In the entries below, find the lines that contain the word "Παραγωγή" and copy them.

**** Data provided ****

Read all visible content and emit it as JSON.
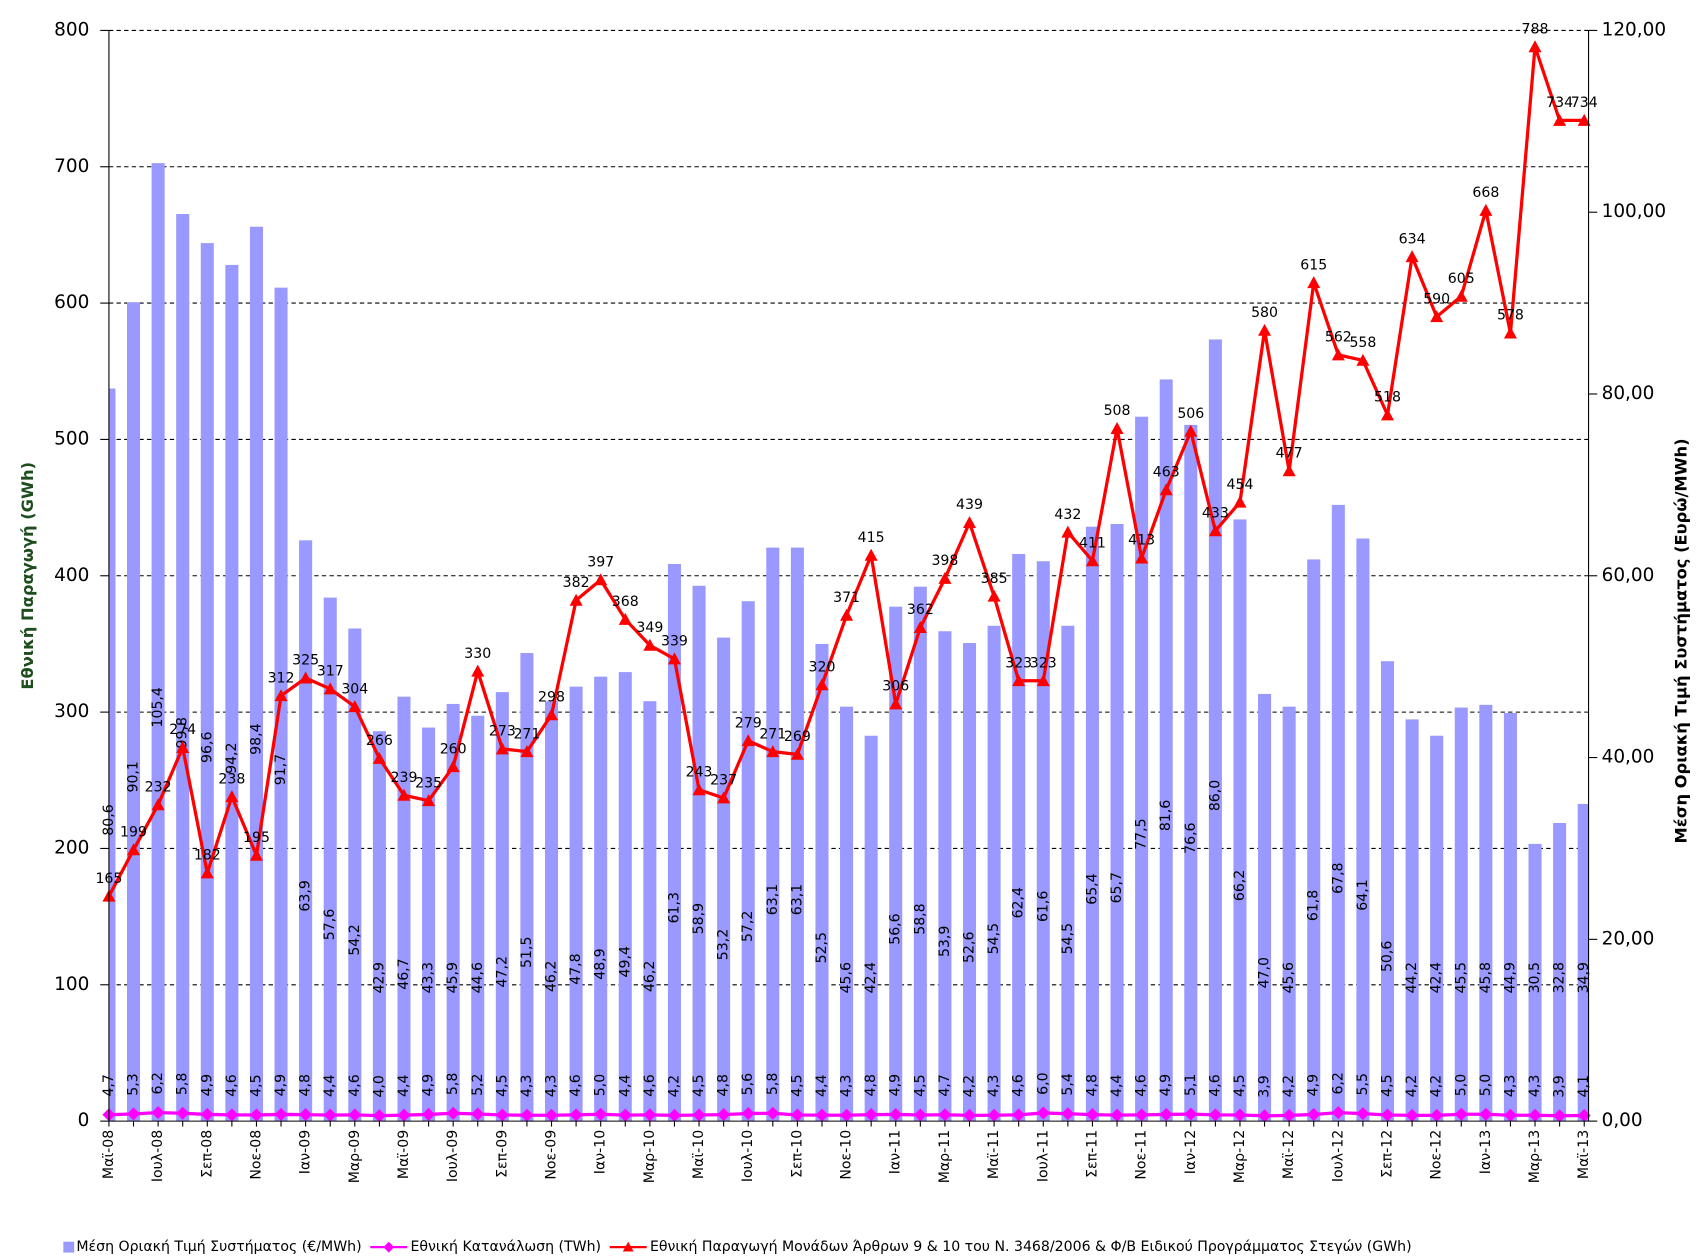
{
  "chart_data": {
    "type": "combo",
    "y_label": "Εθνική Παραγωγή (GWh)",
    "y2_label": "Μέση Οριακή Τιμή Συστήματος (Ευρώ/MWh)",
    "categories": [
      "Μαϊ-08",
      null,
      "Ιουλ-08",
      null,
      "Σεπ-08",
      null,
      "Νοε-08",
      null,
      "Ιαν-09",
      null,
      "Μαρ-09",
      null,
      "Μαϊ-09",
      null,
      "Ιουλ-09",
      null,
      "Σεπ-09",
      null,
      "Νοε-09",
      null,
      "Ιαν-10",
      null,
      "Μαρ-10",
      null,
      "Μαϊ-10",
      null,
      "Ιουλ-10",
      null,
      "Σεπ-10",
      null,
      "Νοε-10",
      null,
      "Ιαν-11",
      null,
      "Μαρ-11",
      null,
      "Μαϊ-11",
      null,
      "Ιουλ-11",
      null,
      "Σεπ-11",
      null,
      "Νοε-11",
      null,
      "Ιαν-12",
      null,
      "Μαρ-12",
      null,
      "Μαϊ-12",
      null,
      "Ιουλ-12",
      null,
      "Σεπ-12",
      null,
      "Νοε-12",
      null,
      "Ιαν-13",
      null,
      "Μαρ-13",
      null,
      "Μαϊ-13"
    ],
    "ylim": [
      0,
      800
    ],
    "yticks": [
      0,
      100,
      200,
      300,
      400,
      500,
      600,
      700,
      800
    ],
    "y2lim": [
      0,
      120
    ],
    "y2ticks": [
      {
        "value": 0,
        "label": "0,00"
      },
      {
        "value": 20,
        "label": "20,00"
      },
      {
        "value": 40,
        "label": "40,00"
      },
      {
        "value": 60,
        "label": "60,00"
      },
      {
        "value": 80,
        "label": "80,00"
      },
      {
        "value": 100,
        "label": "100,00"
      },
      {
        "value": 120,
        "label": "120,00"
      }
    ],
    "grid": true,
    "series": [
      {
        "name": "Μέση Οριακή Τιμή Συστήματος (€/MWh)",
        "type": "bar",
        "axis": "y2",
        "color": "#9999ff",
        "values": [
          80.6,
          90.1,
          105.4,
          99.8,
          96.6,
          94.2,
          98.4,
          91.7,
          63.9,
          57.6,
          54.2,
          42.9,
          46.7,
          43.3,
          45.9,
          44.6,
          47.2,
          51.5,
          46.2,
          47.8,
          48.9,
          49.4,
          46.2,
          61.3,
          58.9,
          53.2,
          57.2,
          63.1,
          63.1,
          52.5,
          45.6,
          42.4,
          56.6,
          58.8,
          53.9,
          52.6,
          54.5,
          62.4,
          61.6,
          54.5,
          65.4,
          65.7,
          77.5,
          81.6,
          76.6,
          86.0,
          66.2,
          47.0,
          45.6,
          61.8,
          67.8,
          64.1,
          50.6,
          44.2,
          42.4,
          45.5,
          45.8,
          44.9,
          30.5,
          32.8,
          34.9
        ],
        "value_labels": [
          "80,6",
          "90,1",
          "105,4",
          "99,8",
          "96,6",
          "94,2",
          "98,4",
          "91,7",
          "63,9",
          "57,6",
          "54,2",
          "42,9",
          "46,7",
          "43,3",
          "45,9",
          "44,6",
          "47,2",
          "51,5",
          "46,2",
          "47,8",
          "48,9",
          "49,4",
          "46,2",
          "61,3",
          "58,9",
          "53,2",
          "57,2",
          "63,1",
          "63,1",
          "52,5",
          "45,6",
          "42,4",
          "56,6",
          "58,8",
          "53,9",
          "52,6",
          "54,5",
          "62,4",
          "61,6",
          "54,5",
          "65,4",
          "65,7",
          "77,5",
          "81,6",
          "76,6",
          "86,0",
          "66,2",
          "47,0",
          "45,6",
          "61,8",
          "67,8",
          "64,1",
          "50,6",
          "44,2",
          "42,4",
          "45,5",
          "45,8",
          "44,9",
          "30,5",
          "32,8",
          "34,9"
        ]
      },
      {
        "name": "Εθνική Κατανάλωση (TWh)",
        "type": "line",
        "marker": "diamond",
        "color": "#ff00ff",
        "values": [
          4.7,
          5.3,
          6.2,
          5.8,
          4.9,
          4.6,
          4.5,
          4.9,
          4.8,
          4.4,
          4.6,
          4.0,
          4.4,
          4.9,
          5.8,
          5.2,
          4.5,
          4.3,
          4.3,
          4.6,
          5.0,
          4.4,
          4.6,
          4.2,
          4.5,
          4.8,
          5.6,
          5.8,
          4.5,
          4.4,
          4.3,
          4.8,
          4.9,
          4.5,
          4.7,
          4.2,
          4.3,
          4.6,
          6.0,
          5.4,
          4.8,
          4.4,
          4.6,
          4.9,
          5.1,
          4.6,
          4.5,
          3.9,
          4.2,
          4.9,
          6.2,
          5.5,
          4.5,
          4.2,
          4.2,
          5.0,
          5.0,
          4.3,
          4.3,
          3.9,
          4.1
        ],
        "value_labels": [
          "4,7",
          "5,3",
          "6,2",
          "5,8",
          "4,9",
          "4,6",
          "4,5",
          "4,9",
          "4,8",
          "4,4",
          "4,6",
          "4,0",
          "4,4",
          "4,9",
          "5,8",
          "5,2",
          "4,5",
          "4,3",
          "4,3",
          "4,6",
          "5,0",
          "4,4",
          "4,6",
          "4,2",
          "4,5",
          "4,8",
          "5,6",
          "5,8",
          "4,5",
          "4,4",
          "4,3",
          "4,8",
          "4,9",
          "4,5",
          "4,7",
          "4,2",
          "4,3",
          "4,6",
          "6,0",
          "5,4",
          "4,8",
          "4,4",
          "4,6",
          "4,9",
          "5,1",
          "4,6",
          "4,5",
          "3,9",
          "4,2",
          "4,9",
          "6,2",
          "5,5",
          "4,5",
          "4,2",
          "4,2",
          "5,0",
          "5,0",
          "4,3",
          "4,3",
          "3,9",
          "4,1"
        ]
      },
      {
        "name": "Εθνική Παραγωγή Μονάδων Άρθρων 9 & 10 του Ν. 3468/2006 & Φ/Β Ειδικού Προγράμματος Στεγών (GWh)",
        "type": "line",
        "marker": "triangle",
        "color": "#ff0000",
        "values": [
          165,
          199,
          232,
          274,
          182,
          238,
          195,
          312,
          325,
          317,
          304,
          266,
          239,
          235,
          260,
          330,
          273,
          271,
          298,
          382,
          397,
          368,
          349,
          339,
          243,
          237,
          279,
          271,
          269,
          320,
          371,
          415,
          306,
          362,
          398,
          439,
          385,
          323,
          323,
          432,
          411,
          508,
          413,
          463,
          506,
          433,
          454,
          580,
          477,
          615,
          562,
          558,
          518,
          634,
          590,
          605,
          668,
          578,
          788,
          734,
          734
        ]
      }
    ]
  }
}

****
**** Data provided ****

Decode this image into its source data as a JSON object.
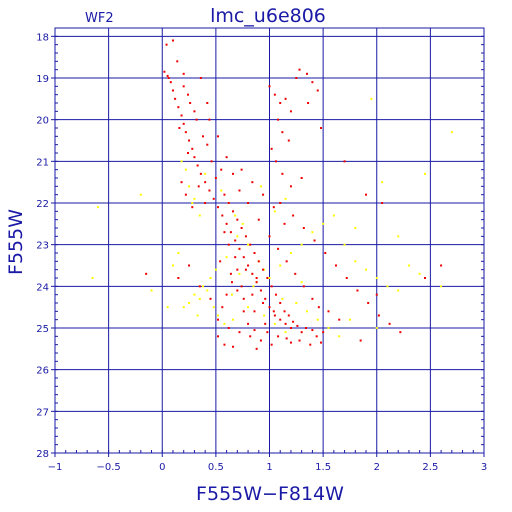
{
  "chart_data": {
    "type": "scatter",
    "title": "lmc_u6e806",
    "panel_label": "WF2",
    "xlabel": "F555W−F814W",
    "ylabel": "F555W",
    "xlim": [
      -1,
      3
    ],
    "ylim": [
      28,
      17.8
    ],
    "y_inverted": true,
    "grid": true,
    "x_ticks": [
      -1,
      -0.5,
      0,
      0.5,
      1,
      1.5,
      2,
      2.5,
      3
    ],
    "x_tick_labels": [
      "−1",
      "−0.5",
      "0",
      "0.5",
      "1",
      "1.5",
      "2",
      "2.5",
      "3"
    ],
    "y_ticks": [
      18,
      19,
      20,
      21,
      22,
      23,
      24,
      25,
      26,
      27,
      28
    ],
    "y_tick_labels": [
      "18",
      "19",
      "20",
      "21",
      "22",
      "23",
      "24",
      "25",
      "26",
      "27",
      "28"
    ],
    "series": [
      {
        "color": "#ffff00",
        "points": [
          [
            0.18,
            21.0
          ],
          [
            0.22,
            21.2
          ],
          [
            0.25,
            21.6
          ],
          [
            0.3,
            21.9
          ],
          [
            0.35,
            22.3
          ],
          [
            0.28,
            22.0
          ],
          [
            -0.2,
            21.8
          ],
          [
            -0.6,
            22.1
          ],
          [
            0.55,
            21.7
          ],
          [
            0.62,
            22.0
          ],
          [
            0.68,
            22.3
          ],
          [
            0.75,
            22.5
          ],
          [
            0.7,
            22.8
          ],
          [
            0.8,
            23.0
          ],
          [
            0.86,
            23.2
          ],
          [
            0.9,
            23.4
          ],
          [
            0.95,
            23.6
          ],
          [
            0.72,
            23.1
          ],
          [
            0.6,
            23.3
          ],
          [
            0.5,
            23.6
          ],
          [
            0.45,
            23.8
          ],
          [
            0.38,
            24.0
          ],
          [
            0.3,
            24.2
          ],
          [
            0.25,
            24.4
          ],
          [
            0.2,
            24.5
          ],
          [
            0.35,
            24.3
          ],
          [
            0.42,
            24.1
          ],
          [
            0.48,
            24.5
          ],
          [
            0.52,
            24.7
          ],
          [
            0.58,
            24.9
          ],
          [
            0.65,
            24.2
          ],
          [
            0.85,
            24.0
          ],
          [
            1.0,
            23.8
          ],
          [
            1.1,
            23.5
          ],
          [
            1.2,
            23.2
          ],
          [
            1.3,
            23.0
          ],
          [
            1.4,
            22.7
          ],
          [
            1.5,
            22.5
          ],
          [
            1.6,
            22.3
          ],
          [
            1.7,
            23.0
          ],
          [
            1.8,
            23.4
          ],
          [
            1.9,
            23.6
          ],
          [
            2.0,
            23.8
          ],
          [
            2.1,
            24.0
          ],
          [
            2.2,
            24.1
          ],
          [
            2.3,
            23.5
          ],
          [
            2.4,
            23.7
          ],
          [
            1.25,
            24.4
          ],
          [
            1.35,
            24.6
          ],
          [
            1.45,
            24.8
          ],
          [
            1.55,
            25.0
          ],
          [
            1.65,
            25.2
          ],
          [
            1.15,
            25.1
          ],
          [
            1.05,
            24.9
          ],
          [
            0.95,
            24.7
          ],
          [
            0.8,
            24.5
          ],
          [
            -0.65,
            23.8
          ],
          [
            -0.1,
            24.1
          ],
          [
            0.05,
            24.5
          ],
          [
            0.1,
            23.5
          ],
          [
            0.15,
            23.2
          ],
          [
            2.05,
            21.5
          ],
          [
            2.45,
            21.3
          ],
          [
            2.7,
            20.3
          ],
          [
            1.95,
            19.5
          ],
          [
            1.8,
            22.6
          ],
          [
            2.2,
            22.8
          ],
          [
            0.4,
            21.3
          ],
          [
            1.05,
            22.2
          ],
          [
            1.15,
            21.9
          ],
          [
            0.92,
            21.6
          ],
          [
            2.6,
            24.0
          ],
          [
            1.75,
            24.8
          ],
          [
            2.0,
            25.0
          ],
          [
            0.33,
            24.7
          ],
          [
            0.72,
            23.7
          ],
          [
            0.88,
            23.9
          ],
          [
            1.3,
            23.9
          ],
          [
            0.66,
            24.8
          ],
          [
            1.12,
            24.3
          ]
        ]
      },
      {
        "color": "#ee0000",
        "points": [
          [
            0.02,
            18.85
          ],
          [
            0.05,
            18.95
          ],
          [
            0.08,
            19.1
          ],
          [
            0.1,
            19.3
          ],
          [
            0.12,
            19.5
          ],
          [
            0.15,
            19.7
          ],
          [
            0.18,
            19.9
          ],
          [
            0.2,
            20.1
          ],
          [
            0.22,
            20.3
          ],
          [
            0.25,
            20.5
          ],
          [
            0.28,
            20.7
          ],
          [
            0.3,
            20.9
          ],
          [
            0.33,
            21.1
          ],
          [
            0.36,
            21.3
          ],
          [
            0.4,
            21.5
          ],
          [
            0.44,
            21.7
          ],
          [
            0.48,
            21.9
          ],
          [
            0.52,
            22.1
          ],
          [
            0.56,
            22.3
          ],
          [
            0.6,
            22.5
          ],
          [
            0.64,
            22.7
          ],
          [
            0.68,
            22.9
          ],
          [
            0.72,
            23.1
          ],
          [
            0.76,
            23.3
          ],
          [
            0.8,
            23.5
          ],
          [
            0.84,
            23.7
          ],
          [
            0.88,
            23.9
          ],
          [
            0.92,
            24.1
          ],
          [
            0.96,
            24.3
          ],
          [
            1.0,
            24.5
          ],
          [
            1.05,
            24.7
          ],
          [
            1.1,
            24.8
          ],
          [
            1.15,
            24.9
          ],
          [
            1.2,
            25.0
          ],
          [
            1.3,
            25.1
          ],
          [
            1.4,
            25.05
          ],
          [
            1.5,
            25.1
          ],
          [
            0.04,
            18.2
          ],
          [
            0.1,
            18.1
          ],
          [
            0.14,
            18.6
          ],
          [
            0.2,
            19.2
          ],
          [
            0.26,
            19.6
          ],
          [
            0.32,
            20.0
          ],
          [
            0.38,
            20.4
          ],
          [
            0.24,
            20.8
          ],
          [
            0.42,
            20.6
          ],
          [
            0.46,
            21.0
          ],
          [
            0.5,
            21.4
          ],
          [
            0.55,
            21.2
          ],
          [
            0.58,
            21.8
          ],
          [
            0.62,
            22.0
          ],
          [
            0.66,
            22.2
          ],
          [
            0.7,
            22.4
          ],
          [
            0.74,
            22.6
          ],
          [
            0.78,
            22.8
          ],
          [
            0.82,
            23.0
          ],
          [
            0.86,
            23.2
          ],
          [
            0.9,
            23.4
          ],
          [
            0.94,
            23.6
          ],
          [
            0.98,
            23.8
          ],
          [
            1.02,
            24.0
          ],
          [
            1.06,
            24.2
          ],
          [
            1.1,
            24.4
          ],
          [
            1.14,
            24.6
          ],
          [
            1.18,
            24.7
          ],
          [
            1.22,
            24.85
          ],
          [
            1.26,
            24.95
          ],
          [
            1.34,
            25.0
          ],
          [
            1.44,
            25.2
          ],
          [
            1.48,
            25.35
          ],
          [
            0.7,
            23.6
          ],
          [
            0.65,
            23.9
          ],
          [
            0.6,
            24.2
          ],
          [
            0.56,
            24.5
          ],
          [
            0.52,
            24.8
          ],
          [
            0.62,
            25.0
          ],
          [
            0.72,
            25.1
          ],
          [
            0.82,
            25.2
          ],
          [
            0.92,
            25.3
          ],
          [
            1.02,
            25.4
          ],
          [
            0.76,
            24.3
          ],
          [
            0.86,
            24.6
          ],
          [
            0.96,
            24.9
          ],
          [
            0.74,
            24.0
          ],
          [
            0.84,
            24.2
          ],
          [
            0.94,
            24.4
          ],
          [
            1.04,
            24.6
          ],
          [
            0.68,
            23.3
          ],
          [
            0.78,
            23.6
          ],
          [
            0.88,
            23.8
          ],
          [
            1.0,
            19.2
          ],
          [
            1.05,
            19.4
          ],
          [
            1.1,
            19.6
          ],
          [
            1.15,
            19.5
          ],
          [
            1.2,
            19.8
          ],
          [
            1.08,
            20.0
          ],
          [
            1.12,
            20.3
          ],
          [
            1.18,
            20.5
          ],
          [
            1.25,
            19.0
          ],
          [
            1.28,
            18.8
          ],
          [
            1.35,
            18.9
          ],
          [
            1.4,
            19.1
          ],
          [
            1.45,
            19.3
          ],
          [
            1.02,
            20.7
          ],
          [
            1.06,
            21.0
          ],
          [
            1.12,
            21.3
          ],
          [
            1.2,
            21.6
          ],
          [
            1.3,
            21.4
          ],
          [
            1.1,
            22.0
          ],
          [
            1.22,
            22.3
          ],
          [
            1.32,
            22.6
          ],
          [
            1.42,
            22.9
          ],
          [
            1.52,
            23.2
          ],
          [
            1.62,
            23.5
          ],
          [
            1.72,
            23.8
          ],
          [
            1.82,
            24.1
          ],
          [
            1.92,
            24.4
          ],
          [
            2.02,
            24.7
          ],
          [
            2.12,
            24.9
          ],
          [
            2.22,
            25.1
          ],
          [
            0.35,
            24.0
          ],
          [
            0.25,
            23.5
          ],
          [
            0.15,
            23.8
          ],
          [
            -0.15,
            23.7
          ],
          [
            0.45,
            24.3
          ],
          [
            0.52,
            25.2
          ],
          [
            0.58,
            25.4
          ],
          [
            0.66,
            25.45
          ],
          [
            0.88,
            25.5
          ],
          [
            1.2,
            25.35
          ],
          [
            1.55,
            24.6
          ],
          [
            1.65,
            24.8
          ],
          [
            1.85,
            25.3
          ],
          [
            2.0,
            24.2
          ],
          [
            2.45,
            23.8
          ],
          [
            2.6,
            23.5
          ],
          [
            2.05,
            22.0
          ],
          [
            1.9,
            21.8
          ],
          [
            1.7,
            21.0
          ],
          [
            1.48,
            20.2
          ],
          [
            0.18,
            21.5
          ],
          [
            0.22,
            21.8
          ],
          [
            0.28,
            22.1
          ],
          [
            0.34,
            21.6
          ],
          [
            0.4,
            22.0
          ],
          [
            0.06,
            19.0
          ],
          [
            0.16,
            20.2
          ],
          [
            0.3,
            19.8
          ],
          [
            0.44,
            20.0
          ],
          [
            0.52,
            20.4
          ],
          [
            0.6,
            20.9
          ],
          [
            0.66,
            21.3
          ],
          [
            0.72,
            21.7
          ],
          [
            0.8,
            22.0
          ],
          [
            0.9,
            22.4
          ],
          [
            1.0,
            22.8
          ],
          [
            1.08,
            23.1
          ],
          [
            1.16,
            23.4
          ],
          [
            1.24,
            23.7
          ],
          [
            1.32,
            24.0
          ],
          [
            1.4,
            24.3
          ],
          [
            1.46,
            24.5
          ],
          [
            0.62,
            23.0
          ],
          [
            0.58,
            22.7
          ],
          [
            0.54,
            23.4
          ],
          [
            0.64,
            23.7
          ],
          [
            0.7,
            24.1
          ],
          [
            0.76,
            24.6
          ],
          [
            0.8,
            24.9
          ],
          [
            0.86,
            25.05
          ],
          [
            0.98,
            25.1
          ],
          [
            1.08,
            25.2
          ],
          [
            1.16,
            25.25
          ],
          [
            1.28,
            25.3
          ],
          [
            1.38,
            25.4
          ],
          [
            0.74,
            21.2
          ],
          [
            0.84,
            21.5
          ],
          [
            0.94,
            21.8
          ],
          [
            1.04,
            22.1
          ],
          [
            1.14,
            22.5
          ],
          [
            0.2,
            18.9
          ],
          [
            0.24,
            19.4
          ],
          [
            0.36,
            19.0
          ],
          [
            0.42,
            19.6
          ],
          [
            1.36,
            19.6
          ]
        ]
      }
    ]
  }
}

****

• **Output of the task**
    "y_label": "Εθνική Παραγωγή (GWh)",
        "name": "Εθνική Παραγωγή Μονάδων Άρθρων 9 & 10 του Ν. 3468/2006 & Φ/Β Ειδικού Προγράμματος Στεγών (GWh)",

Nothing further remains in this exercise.